[To do]
All of the data must be printed exactly; please include every line.

[Provided entries]
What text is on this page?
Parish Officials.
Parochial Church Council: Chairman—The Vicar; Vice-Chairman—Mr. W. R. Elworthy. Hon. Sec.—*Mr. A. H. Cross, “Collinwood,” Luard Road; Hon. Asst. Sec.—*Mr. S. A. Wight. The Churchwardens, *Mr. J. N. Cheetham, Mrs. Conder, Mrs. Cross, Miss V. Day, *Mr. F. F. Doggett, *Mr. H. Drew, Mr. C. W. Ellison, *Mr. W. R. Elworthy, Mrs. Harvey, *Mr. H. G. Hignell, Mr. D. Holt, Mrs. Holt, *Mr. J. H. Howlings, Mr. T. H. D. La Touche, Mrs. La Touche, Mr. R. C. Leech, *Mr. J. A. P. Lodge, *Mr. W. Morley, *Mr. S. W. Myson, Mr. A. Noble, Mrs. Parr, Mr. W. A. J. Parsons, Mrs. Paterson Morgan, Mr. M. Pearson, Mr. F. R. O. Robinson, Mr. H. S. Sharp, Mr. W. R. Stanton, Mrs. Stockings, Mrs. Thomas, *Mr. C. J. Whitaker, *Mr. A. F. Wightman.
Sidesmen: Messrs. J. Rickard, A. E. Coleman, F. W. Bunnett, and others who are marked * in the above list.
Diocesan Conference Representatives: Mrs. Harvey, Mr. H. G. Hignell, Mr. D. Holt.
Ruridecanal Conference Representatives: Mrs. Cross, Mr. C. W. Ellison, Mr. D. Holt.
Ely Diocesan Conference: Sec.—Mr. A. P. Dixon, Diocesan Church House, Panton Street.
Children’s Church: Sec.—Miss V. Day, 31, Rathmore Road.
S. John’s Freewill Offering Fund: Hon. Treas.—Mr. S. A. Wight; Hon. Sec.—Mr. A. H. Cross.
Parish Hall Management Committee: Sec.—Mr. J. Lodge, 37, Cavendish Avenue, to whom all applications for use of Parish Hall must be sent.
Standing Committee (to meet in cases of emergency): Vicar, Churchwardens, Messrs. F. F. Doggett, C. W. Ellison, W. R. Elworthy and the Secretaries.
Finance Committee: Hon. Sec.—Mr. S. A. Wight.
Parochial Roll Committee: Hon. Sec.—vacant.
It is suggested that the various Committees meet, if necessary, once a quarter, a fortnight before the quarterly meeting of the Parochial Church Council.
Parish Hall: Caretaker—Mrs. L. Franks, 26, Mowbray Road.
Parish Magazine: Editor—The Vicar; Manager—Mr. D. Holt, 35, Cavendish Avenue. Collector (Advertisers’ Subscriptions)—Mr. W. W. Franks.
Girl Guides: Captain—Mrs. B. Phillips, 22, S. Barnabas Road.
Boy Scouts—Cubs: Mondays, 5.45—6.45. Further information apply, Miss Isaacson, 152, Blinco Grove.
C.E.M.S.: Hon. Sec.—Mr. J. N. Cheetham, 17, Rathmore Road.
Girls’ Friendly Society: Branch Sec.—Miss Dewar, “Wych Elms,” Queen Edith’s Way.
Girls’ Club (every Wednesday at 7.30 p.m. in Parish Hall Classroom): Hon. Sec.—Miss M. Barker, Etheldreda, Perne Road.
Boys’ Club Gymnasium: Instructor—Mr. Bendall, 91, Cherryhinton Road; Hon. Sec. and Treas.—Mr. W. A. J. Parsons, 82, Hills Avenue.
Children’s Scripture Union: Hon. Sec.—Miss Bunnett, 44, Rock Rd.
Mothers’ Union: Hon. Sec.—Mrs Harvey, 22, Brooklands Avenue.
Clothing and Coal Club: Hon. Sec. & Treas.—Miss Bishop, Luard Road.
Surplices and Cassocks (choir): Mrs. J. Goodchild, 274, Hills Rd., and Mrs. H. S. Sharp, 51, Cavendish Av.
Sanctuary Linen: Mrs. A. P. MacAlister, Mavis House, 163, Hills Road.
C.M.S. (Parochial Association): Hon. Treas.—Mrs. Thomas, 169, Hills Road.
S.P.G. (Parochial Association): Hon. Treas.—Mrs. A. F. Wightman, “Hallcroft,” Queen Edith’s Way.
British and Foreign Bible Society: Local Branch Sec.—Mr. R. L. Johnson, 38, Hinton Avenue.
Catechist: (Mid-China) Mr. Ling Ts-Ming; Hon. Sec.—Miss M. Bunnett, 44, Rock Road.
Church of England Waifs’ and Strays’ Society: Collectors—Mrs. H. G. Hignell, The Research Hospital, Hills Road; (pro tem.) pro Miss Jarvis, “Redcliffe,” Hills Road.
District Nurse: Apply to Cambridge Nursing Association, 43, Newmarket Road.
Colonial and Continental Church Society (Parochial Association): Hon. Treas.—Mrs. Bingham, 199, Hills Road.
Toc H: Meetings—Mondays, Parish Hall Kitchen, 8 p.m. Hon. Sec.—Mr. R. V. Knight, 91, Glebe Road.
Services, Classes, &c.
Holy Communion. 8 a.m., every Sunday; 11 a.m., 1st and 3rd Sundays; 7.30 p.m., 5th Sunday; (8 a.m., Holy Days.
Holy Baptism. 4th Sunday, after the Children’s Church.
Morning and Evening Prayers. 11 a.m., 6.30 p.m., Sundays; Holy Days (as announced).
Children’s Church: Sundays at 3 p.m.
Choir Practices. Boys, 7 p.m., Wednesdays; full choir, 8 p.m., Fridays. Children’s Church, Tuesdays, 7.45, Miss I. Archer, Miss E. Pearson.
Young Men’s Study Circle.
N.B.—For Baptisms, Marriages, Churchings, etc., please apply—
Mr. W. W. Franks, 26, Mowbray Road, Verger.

[The result]
What text is on this page?
Parish Officials.
Parochial Church Council: Chairman—The Vicar; Vice-Chairman—Mr. W. R. Elworthy. Hon. Sec.—*Mr. A. H. Cross, “Collinwood,” Luard Road; Hon. Asst. Sec.—*Mr. S. A. Wight. The Churchwardens, *Mr. J. N. Cheetham, Mrs. Conder, Mrs. Cross, Miss V. Day, *Mr. F. F. Doggett, *Mr. H. Drew, Mr. C. W. Ellison, *Mr. W. R. Elworthy, Mrs. Harvey, *Mr. H. G. Hignell, Mr. D. Holt, Mrs. Holt, *Mr. J. H. Howlings, Mr. T. H. D. La Touche, Mrs. La Touche, Mr. R. C. Leech, *Mr. J. A. P. Lodge, *Mr. W. Morley, *Mr. S. W. Myson, Mr. A. Noble, Mrs. Parr, Mr. W. A. J. Parsons, Mrs. Paterson Morgan, Mr. M. Pearson, Mr. F. R. O. Robinson, Mr. H. S. Sharp, Mr. W. R. Stanton, Mrs. Stockings, Mrs. Thomas, *Mr. C. J. Whitaker, *Mr. A. F. Wightman.
Sidesmen: Messrs. J. Rickard, A. E. Coleman, F. W. Bunnett, and others who are marked * in the above list.
Diocesan Conference Representatives: Mrs. Harvey, Mr. H. G. Hignell, Mr. D. Holt.
Ruridecanal Conference Representatives: Mrs. Cross, Mr. C. W. Ellison, Mr. D. Holt.
Ely Diocesan Conference: Sec.—Mr. A. P. Dixon, Diocesan Church House, Panton Street.
Children’s Church: Sec.—Miss V. Day, 31, Rathmore Road.
S. John’s Freewill Offering Fund: Hon. Treas.—Mr. S. A. Wight; Hon. Sec.—Mr. A. H. Cross.
Parish Hall Management Committee: Sec.—Mr. J. Lodge, 37, Cavendish Avenue, to whom all applications for use of Parish Hall must be sent.
Standing Committee (to meet in cases of emergency): Vicar, Churchwardens, Messrs. F. F. Doggett, C. W. Ellison, W. R. Elworthy and the Secretaries.
Finance Committee: Hon. Sec.—Mr. S. A. Wight.
Parochial Roll Committee: Hon. Sec.—vacant.
It is suggested that the various Committees meet, if necessary, once a quarter, a fortnight before the quarterly meeting of the Parochial Church Council.
Parish Hall: Caretaker—Mrs. L. Franks, 26, Mowbray Road.
Parish Magazine: Editor—The Vicar; Manager—Mr. D. Holt, 35, Cavendish Avenue. Collector (Advertisers’ Subscriptions)—Mr. W. W. Franks.
Girl Guides: Captain—Mrs. B. Phillips, 22, S. Barnabas Road.
Boy Scouts—Cubs: Mondays, 5.45—6.45. Further information apply, Miss Isaacson, 152, Blinco Grove.
C.E.M.S.: Hon. Sec.—Mr. J. N. Cheetham, 17, Rathmore Road.
Girls’ Friendly Society: Branch Sec.—Miss Dewar, “Wych Elms,” Queen Edith’s Way.
Girls’ Club (every Wednesday at 7.30 p.m. in Parish Hall Classroom): Hon. Sec.—Miss M. Barker, Etheldreda, Perne Road.
Boys’ Club Gymnasium: Instructor—Mr. Bendall, 91, Cherryhinton Road; Hon. Sec. and Treas.—Mr. W. A. J. Parsons, 82, Hills Avenue.
Children’s Scripture Union: Hon. Sec.—Miss Bunnett, 44, Rock Rd.
Mothers’ Union: Hon. Sec.—Mrs Harvey, 22, Brooklands Avenue.
Clothing and Coal Club: Hon. Sec. & Treas.—Miss Bishop, Luard Road.
Surplices and Cassocks (choir): Mrs. J. Goodchild, 274, Hills Rd., and Mrs. H. S. Sharp, 51, Cavendish Av.
Sanctuary Linen: Mrs. A. P. MacAlister, Mavis House, 163, Hills Road.
C.M.S. (Parochial Association): Hon. Treas.—Mrs. Thomas, 169, Hills Road.
S.P.G. (Parochial Association): Hon. Treas.—Mrs. A. F. Wightman, “Hallcroft,” Queen Edith’s Way.
British and Foreign Bible Society: Local Branch Sec.—Mr. R. L. Johnson, 38, Hinton Avenue.
Catechist: (Mid-China) Mr. Ling Ts-Ming; Hon. Sec.—Miss M. Bunnett, 44, Rock Road.
Church of England Waifs’ and Strays’ Society: Collectors—Mrs. H. G. Hignell, The Research Hospital, Hills Road; (pro tem.) pro Miss Jarvis, “Redcliffe,” Hills Road.
District Nurse: Apply to Cambridge Nursing Association, 43, Newmarket Road.
Colonial and Continental Church Society (Parochial Association): Hon. Treas.—Mrs. Bingham, 199, Hills Road.
Toc H: Meetings—Mondays, Parish Hall Kitchen, 8 p.m. Hon. Sec.—Mr. R. V. Knight, 91, Glebe Road.
Services, Classes, &c.
Holy Communion. 8 a.m., every Sunday; 11 a.m., 1st and 3rd Sundays; 7.30 p.m., 5th Sunday; (8 a.m., Holy Days.
Holy Baptism. 4th Sunday, after the Children’s Church.
Morning and Evening Prayers. 11 a.m., 6.30 p.m., Sundays; Holy Days (as announced).
Children’s Church: Sundays at 3 p.m.
Choir Practices. Boys, 7 p.m., Wednesdays; full choir, 8 p.m., Fridays. Children’s Church, Tuesdays, 7.45, Miss I. Archer, Miss E. Pearson.
Young Men’s Study Circle.
N.B.—For Baptisms, Marriages, Churchings, etc., please apply—
Mr. W. W. Franks, 26, Mowbray Road, Verger.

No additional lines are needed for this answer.